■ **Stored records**
_ _ _

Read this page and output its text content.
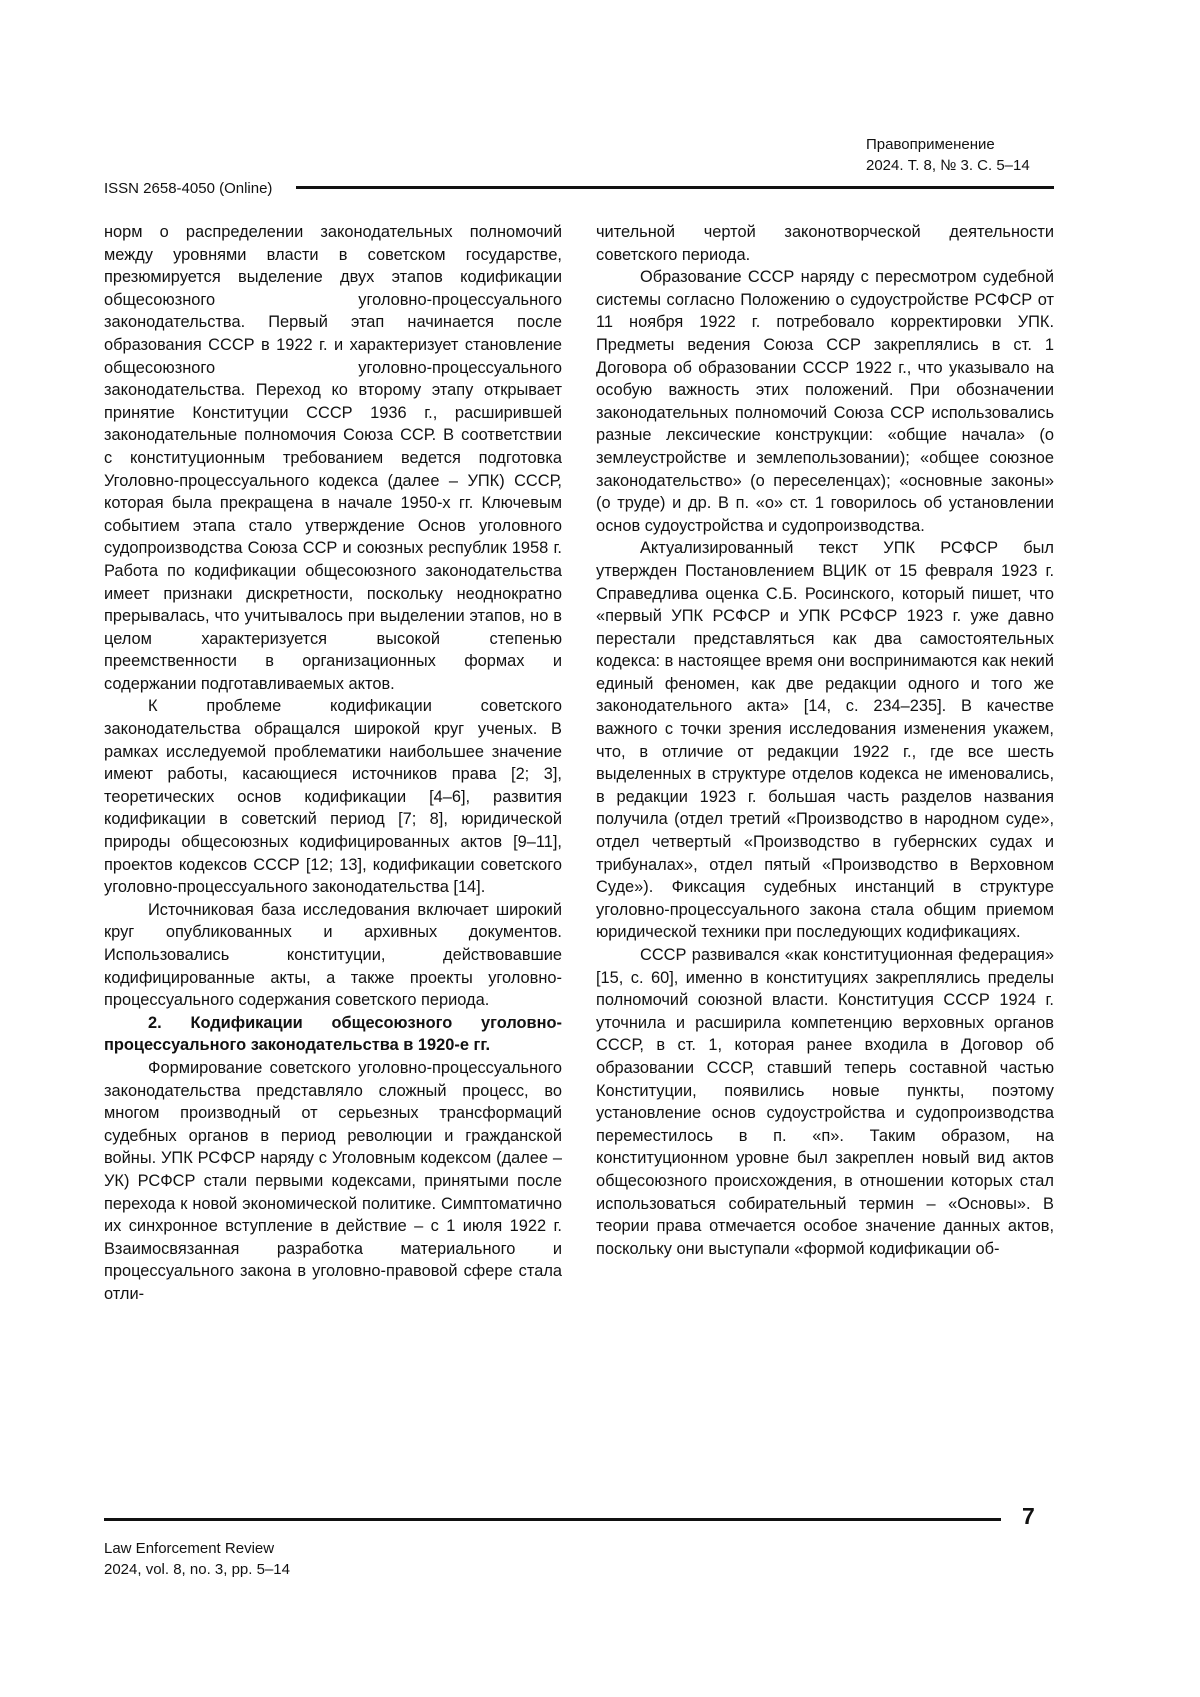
Правоприменение
2024. Т. 8, № 3. С. 5–14
ISSN 2658-4050 (Online)

норм о распределении законодательных полномочий между уровнями власти в советском государстве, презюмируется выделение двух этапов кодификации общесоюзного уголовно-процессуального законодательства. Первый этап начинается после образования СССР в 1922 г. и характеризует становление общесоюзного уголовно-процессуального законодательства. Переход ко второму этапу открывает принятие Конституции СССР 1936 г., расширившей законодательные полномочия Союза ССР. В соответствии с конституционным требованием ведется подготовка Уголовно-процессуального кодекса (далее – УПК) СССР, которая была прекращена в начале 1950-х гг. Ключевым событием этапа стало утверждение Основ уголовного судопроизводства Союза ССР и союзных республик 1958 г. Работа по кодификации общесоюзного законодательства имеет признаки дискретности, поскольку неоднократно прерывалась, что учитывалось при выделении этапов, но в целом характеризуется высокой степенью преемственности в организационных формах и содержании подготавливаемых актов.

К проблеме кодификации советского законодательства обращался широкой круг ученых. В рамках исследуемой проблематики наибольшее значение имеют работы, касающиеся источников права [2; 3], теоретических основ кодификации [4–6], развития кодификации в советский период [7; 8], юридической природы общесоюзных кодифицированных актов [9–11], проектов кодексов СССР [12; 13], кодификации советского уголовно-процессуального законодательства [14].

Источниковая база исследования включает широкий круг опубликованных и архивных документов. Использовались конституции, действовавшие кодифицированные акты, а также проекты уголовно-процессуального содержания советского периода.

2. Кодификации общесоюзного уголовно-процессуального законодательства в 1920-е гг.

Формирование советского уголовно-процессуального законодательства представляло сложный процесс, во многом производный от серьезных трансформаций судебных органов в период революции и гражданской войны. УПК РСФСР наряду с Уголовным кодексом (далее – УК) РСФСР стали первыми кодексами, принятыми после перехода к новой экономической политике. Симптоматично их синхронное вступление в действие – с 1 июля 1922 г. Взаимосвязанная разработка материального и процессуального закона в уголовно-правовой сфере стала отли-

чительной чертой законотворческой деятельности советского периода.

Образование СССР наряду с пересмотром судебной системы согласно Положению о судоустройстве РСФСР от 11 ноября 1922 г. потребовало корректировки УПК. Предметы ведения Союза ССР закреплялись в ст. 1 Договора об образовании СССР 1922 г., что указывало на особую важность этих положений. При обозначении законодательных полномочий Союза ССР использовались разные лексические конструкции: «общие начала» (о землеустройстве и землепользовании); «общее союзное законодательство» (о переселенцах); «основные законы» (о труде) и др. В п. «о» ст. 1 говорилось об установлении основ судоустройства и судопроизводства.

Актуализированный текст УПК РСФСР был утвержден Постановлением ВЦИК от 15 февраля 1923 г. Справедлива оценка С.Б. Росинского, который пишет, что «первый УПК РСФСР и УПК РСФСР 1923 г. уже давно перестали представляться как два самостоятельных кодекса: в настоящее время они воспринимаются как некий единый феномен, как две редакции одного и того же законодательного акта» [14, с. 234–235]. В качестве важного с точки зрения исследования изменения укажем, что, в отличие от редакции 1922 г., где все шесть выделенных в структуре отделов кодекса не именовались, в редакции 1923 г. большая часть разделов названия получила (отдел третий «Производство в народном суде», отдел четвертый «Производство в губернских судах и трибуналах», отдел пятый «Производство в Верховном Суде»). Фиксация судебных инстанций в структуре уголовно-процессуального закона стала общим приемом юридической техники при последующих кодификациях.

СССР развивался «как конституционная федерация» [15, с. 60], именно в конституциях закреплялись пределы полномочий союзной власти. Конституция СССР 1924 г. уточнила и расширила компетенцию верховных органов СССР, в ст. 1, которая ранее входила в Договор об образовании СССР, ставший теперь составной частью Конституции, появились новые пункты, поэтому установление основ судоустройства и судопроизводства переместилось в п. «п». Таким образом, на конституционном уровне был закреплен новый вид актов общесоюзного происхождения, в отношении которых стал использоваться собирательный термин – «Основы». В теории права отмечается особое значение данных актов, поскольку они выступали «формой кодификации об-

7
Law Enforcement Review
2024, vol. 8, no. 3, pp. 5–14
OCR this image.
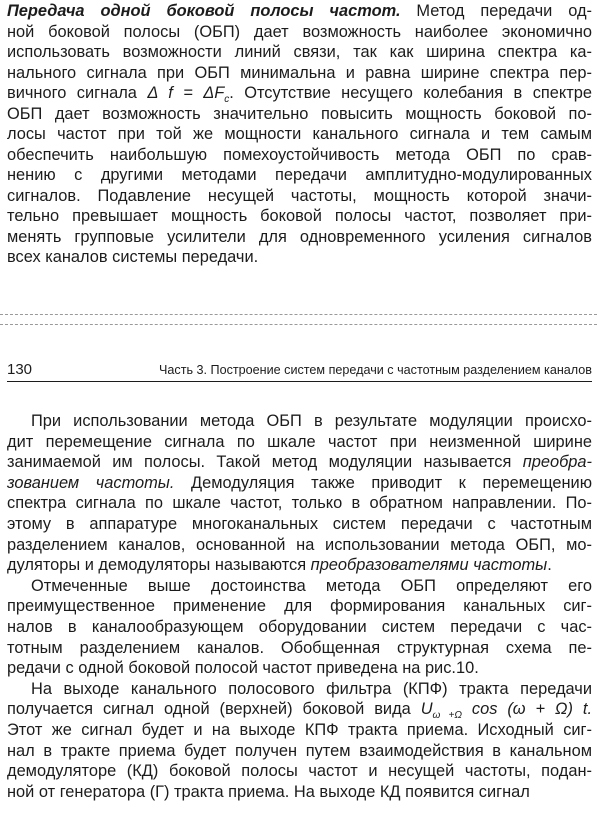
Передача одной боковой полосы частот. Метод передачи од-
ной боковой полосы (ОБП) дает возможность наиболее экономично
использовать возможности линий связи, так как ширина спектра ка-
нального сигнала при ОБП минимальна и равна ширине спектра пер-
вичного сигнала Δ $f = \Delta F_c$. Отсутствие несущего колебания в спектре
ОБП дает возможность значительно повысить мощность боковой по-
лосы частот при той же мощности канального сигнала и тем самым
обеспечить наибольшую помехоустойчивость метода ОБП по срав-
нению с другими методами передачи амплитудно-модулированных
сигналов. Подавление несущей частоты, мощность которой значи-
тельно превышает мощность боковой полосы частот, позволяет при-
менять групповые усилители для одновременного усиления сигналов
всех каналов системы передачи.
130	Часть 3. Построение систем передачи с частотным разделением каналов
При использовании метода ОБП в результате модуляции происхо-
дит перемещение сигнала по шкале частот при неизменной ширине
занимаемой им полосы. Такой метод модуляции называется преобра-
зованием частоты. Демодуляция также приводит к перемещению
спектра сигнала по шкале частот, только в обратном направлении. По-
этому в аппаратуре многоканальных систем передачи с частотным
разделением каналов, основанной на использовании метода ОБП, мо-
дуляторы и демодуляторы называются преобразователями частоты.
Отмеченные выше достоинства метода ОБП определяют его
преимущественное применение для формирования канальных сиг-
налов в каналообразующем оборудовании систем передачи с час-
тотным разделением каналов. Обобщенная структурная схема пе-
редачи с одной боковой полосой частот приведена на рис.10.
На выходе канального полосового фильтра (КПФ) тракта передачи
получается сигнал одной (верхней) боковой вида $U_{\omega +\Omega}$ cos (ω + Ω) t.
Этот же сигнал будет и на выходе КПФ тракта приема. Исходный сиг-
нал в тракте приема будет получен путем взаимодействия в канальном
демодуляторе (КД) боковой полосы частот и несущей частоты, подан-
ной от генератора (Г) тракта приема. На выходе КД появится сигнал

_ _ _

■ **WHAT YOU WILL DO**
Pick out each line containing "несущей" and report it.

■ **EXPECTED ANSWER**
сигналов. Подавление несущей частоты, мощность которой значи-
демодуляторе (КД) боковой полосы частот и несущей частоты, подан-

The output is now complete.